• [Goal]: Find each line with the string "content" and report it.
-- start Input records --
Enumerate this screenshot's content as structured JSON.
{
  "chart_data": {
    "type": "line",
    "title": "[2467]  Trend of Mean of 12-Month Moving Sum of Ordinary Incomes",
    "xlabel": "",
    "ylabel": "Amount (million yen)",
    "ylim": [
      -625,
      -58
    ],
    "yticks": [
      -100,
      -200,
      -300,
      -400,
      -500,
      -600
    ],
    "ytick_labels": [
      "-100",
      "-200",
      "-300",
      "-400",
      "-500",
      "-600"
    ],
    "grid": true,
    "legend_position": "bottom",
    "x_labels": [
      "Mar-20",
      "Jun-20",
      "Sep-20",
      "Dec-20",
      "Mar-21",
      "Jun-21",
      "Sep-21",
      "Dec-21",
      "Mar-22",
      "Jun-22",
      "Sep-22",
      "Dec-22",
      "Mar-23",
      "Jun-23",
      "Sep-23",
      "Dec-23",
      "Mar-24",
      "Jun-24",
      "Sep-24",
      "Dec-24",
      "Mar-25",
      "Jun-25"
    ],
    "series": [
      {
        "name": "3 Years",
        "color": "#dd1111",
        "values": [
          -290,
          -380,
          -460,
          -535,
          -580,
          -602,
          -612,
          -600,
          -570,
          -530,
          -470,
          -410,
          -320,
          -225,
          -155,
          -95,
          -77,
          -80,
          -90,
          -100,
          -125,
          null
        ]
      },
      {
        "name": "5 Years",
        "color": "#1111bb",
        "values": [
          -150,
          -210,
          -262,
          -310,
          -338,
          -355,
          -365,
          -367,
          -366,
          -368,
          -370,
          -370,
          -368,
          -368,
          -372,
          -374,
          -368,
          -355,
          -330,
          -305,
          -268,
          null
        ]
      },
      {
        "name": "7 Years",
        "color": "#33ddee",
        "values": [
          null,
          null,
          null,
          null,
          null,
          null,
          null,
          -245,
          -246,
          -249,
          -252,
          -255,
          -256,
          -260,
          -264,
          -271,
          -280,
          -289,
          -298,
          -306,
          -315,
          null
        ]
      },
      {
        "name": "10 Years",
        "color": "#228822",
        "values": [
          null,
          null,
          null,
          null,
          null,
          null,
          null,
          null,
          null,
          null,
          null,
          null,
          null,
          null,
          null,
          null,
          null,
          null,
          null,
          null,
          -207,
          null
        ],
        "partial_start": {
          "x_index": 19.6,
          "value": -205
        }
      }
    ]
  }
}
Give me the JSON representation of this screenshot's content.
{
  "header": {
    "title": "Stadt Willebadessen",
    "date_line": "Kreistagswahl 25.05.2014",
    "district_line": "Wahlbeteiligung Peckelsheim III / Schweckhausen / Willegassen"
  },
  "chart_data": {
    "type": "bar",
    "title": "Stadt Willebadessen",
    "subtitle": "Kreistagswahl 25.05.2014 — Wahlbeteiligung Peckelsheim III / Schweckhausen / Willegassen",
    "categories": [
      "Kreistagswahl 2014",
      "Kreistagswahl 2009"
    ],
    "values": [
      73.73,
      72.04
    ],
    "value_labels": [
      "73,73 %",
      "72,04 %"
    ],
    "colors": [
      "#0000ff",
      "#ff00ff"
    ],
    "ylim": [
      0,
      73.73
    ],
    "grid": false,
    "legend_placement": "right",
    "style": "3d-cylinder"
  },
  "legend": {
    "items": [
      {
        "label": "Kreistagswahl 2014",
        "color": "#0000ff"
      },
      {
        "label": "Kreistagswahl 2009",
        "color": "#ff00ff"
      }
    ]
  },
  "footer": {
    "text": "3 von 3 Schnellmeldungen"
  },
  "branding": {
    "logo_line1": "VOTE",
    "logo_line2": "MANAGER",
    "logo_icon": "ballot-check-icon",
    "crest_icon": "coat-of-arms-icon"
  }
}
-- end Input records --
• [Solution to the problem]:
Enumerate this screenshot's content as structured JSON.
Give me the JSON representation of this screenshot's content.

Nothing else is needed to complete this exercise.